Excerpted text
------------------------

Insolvency, Partnership & Company Law – The unsecured balance – when a floating charge is just not enough

Articles
26 Mar 2008

By : Sara Benbow

Recent authority emphasises the impact of the Enterprise Act 2002 on holders of fixed and floating charges and modifies the pari passu rule

All too often the holders of a floating charge over the assets of an insolvent company are confronted by the realisation that their security will not be sufficient to discharge the debt in full. In the past, such creditors have often sought to prove the unsecured balance of the debt as if they ranked pari passu alongside entirely unsecured creditors in that regard. Since 15 September 2003 the position of floating charge-holders in the context of liquidations, administrations, provisional liquidations and receiverships has been adversely impacted by the introduction of the “Prescribed Part” fund under section 176A of the Insolvency Act 1986. That fund[1], taken from the part of the company’s assets which would otherwise have fallen within debentures and floating charges created after the commencement date, is to be made available for the satisfaction of unsecured debts and cannot ordinarily be used for the benefit of the charge-holders until all the unsecured debts have been satisfied.

------------------------

Requests
(1) Please translate this sentence from the article on floating charges into Spanish: "All too often the holders of a floating charge over the assets of an insolvent company are confronted by the realisation that their security will not be sufficient to discharge the debt in full."
(2) Carry on writing the article on floating charges from its last sentence.
The rows play no part in anything asked about the article on floating charges.

Entries
------------------------

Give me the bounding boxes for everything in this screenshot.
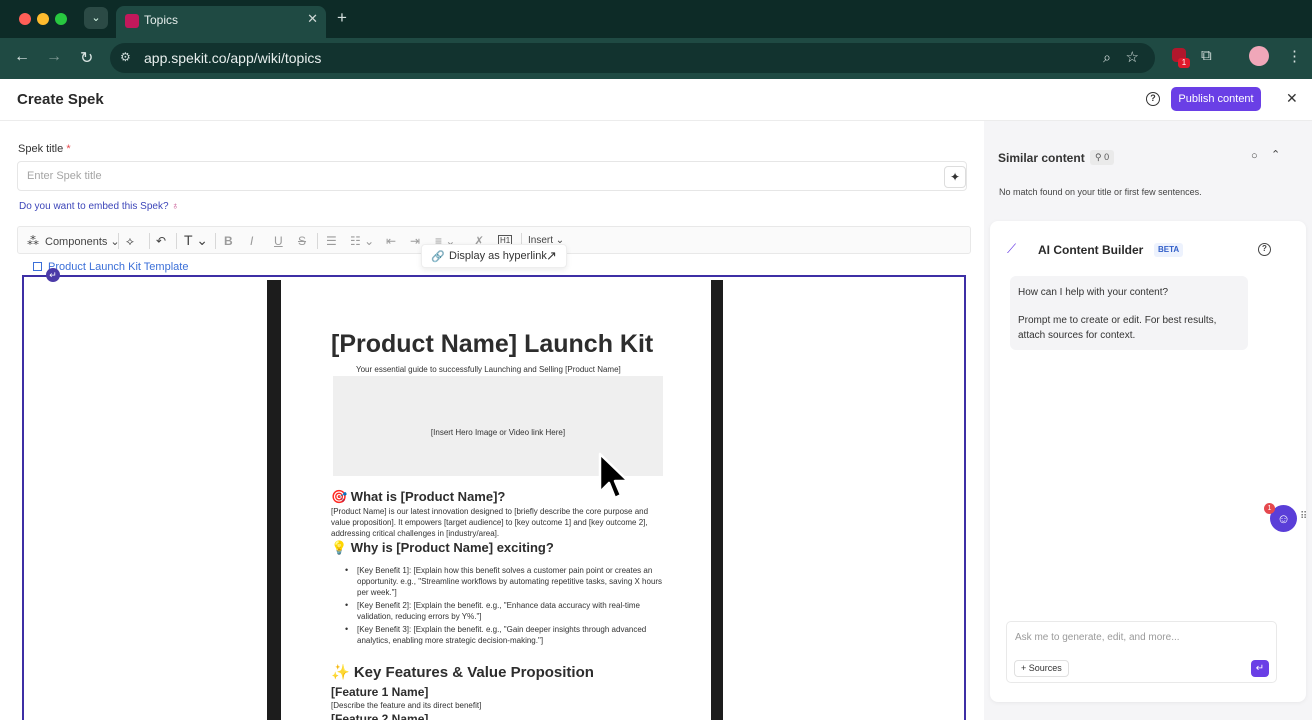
right-panel: Similar content ⚲ 0 ○ ⌃ No match found o…: [984, 121, 1312, 720]
doc-feature-2-name: [Feature 2 Name]: [331, 712, 429, 720]
browser-tab-bar: ⌄ Topics ✕ +: [0, 0, 1312, 38]
bold-icon[interactable]: B: [224, 234, 233, 248]
similar-content-title: Similar content: [998, 151, 1085, 165]
doc-section-features: ✨ Key Features & Value Proposition: [331, 664, 594, 681]
doc-section-what-body: [Product Name] is our latest innovation …: [331, 507, 649, 538]
tab-title: Topics: [144, 13, 179, 27]
extension-badge: 1: [1178, 58, 1190, 68]
open-external-icon[interactable]: ↗: [546, 248, 557, 264]
spekit-favicon-icon: [125, 14, 139, 28]
indent-icon[interactable]: ⇥: [410, 234, 420, 248]
document-icon: [33, 262, 42, 271]
ai-builder-title: AI Content Builder: [1038, 243, 1144, 257]
mouse-cursor-icon: [598, 452, 630, 500]
text-style-dropdown[interactable]: T ⌄: [184, 232, 208, 249]
site-info-icon[interactable]: ⚙: [120, 50, 131, 64]
display-as-hyperlink-button[interactable]: Display as hyperlink: [449, 250, 547, 262]
create-spek-page: Create Spek ? Publish content ✕ Spek tit…: [0, 79, 1312, 720]
embed-handle-icon[interactable]: ↵: [46, 268, 60, 282]
list-item: [Key Benefit 2]: [Explain the benefit. e…: [345, 600, 665, 622]
browser-tab[interactable]: Topics ✕: [116, 6, 326, 38]
hyperlink-popover: 🔗 Display as hyperlink ↗: [421, 244, 567, 268]
tab-search-button[interactable]: ⌄: [84, 7, 108, 29]
numbered-list-icon[interactable]: ☷ ⌄: [350, 234, 374, 248]
window-maximize-button[interactable]: [55, 13, 67, 25]
ai-greeting: How can I help with your content?: [1018, 287, 1169, 298]
italic-icon[interactable]: I: [250, 234, 253, 248]
page-header: Create Spek ? Publish content ✕: [0, 79, 1312, 121]
embedded-document-frame[interactable]: [Product Name] Launch Kit Your essential…: [22, 275, 966, 720]
new-tab-button[interactable]: +: [337, 8, 347, 28]
forward-arrow-icon[interactable]: →: [46, 48, 62, 66]
assistant-badge: 1: [1264, 503, 1275, 514]
profile-avatar[interactable]: [1249, 46, 1269, 66]
doc-margin-left: [267, 280, 281, 720]
url-text[interactable]: app.spekit.co/app/wiki/topics: [144, 50, 321, 66]
hero-placeholder-text: [Insert Hero Image or Video link Here]: [430, 428, 566, 437]
outdent-icon[interactable]: ⇤: [386, 234, 396, 248]
doc-benefits-list: [Key Benefit 1]: [Explain how this benef…: [345, 565, 665, 648]
similar-content-empty: No match found on your title or first fe…: [999, 187, 1202, 197]
spek-title-label: Spek title *: [18, 143, 71, 155]
add-sources-button[interactable]: + Sources: [1014, 660, 1069, 677]
strikethrough-icon[interactable]: S: [298, 234, 306, 248]
help-icon[interactable]: ?: [1146, 92, 1160, 106]
window-close-button[interactable]: [19, 13, 31, 25]
magic-wand-icon: ⟋: [1007, 241, 1017, 256]
refresh-icon[interactable]: ○: [1251, 150, 1258, 162]
list-item: [Key Benefit 1]: [Explain how this benef…: [345, 565, 665, 598]
tab-close-icon[interactable]: ✕: [307, 11, 318, 27]
doc-margin-right: [711, 280, 723, 720]
publish-content-button[interactable]: Publish content: [1171, 87, 1261, 111]
doc-feature-1-desc: [Describe the feature and its direct ben…: [331, 701, 482, 710]
link-icon: 🔗: [431, 251, 445, 263]
close-icon[interactable]: ✕: [1286, 90, 1298, 107]
doc-title: [Product Name] Launch Kit: [331, 330, 654, 358]
chevron-up-icon[interactable]: ⌃: [1271, 148, 1280, 161]
ai-prompt-box: + Sources ↵: [1006, 621, 1277, 683]
extensions-puzzle-icon[interactable]: ⧉: [1201, 47, 1212, 64]
reload-icon[interactable]: ↻: [80, 48, 93, 68]
help-icon[interactable]: ?: [1258, 243, 1271, 256]
similar-content-count: ⚲ 0: [1090, 150, 1115, 165]
doc-section-what: 🎯 What is [Product Name]?: [331, 489, 506, 504]
bookmark-star-icon[interactable]: ☆: [1126, 48, 1139, 66]
document-page: [Product Name] Launch Kit Your essential…: [281, 280, 711, 720]
page-title: Create Spek: [17, 91, 104, 108]
back-arrow-icon[interactable]: ←: [14, 48, 30, 66]
beta-badge: BETA: [1154, 243, 1184, 257]
zoom-icon[interactable]: ⌕: [1103, 49, 1111, 66]
window-minimize-button[interactable]: [37, 13, 49, 25]
doc-subtitle: Your essential guide to successfully Lau…: [356, 365, 621, 374]
components-dropdown[interactable]: Components ⌄: [45, 235, 120, 248]
bullet-list-icon[interactable]: ☰: [326, 234, 337, 248]
ai-prompt-input[interactable]: [1015, 629, 1265, 645]
doc-section-why: 💡 Why is [Product Name] exciting?: [331, 540, 554, 555]
drag-handle-icon[interactable]: ⠿: [1300, 511, 1307, 522]
send-icon[interactable]: ↵: [1251, 660, 1269, 677]
embed-hint-icon: ♁: [171, 201, 179, 212]
ai-edit-icon[interactable]: ⟡: [126, 234, 134, 249]
ai-sparkle-icon[interactable]: ✦: [944, 166, 966, 188]
components-icon[interactable]: ⁂: [27, 234, 39, 248]
spek-title-input[interactable]: [17, 161, 967, 191]
underline-icon[interactable]: U: [274, 234, 283, 248]
doc-feature-1-name: [Feature 1 Name]: [331, 685, 429, 699]
embed-spek-link[interactable]: Do you want to embed this Spek? ♁: [19, 201, 179, 212]
browser-toolbar: ← → ↻ ⚙ app.spekit.co/app/wiki/topics ⌕ …: [0, 38, 1312, 79]
browser-menu-icon[interactable]: ⋮: [1287, 47, 1302, 65]
ai-message-bubble: How can I help with your content? Prompt…: [1010, 276, 1248, 350]
address-bar[interactable]: ⚙ app.spekit.co/app/wiki/topics ⌕ ☆: [110, 43, 1155, 73]
undo-icon[interactable]: ↶: [156, 234, 166, 248]
ai-instructions: Prompt me to create or edit. For best re…: [1018, 315, 1217, 341]
ai-content-builder: ⟋ AI Content Builder BETA ? How can I he…: [990, 221, 1306, 702]
list-item: [Key Benefit 3]: [Explain the benefit. e…: [345, 624, 665, 646]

------------------------

Answers for the tasks
(1) Con demasiada frecuencia, los titulares de un gravamen flotante sobre los activos de una sociedad insolvente se enfrentan a la constatación de que su garantía no será suficiente para saldar la deuda en su totalidad.

(2)
In the recent case of Thorniley v Revenue and Customs Commissioner and another[2], the administrators of two associated companies applied for directions from the Court as to whether the floating charge-holder was entitled to be treated as an unsecured creditor in respect of any shortfall in the value of his security, and therefore to benefit alongside the entirely unsecured creditors from the Prescribed Part fund. Patten J considered the point in some detail, and his conclusions will have serious ramifications for all non-preferential creditors of a company in one of those forms of insolvency, whether those creditors benefit from charges over the assets or not.
 
The Judge defined the question in terms of the statutory provision as being “whether “unsecured debts” in s.176A(2) include the unsecured balance of the debts due to the floating charge holder or other secured creditor” . He noted that the point was only just coming up for consideration because section 176A had been introduced by the Enterprise Act 2002 and applied only to floating charges created after the implementation of the section on 15 September 2003.
 
In Thorniley, the Prescribed Part fund was calculated at £265,000 and the net assets left for the chargeholder were valued at £1,047,000. The debts covered by the floating charge amounted to more than £6,000,000, leaving the chargeholder with an unsecured shortfall of more than £5,000,000. The total unsecured debts of the company including the shortfall to the chargeholder were approximately £6,335,000. If the chargeholder was allowed to participate in the division of the Prescribed Part fund, he would have taken between £195,000 and £198,000 of it depending on whether or not he could include the value of the Prescribed Part fund itself as part of his shortfall, HMRC would have taken around £25,000 and only £42,000 to £44,000 would have been left for the other unsecured creditors: a realisation of only about 4p in the £. If, however, the chargeholder was not entitled to share in the Prescribed Part fund, the recovery for HMRC and the other unsecured creditors would rise to £96,000 and £168,000 respectively, or approximately 16p in the £.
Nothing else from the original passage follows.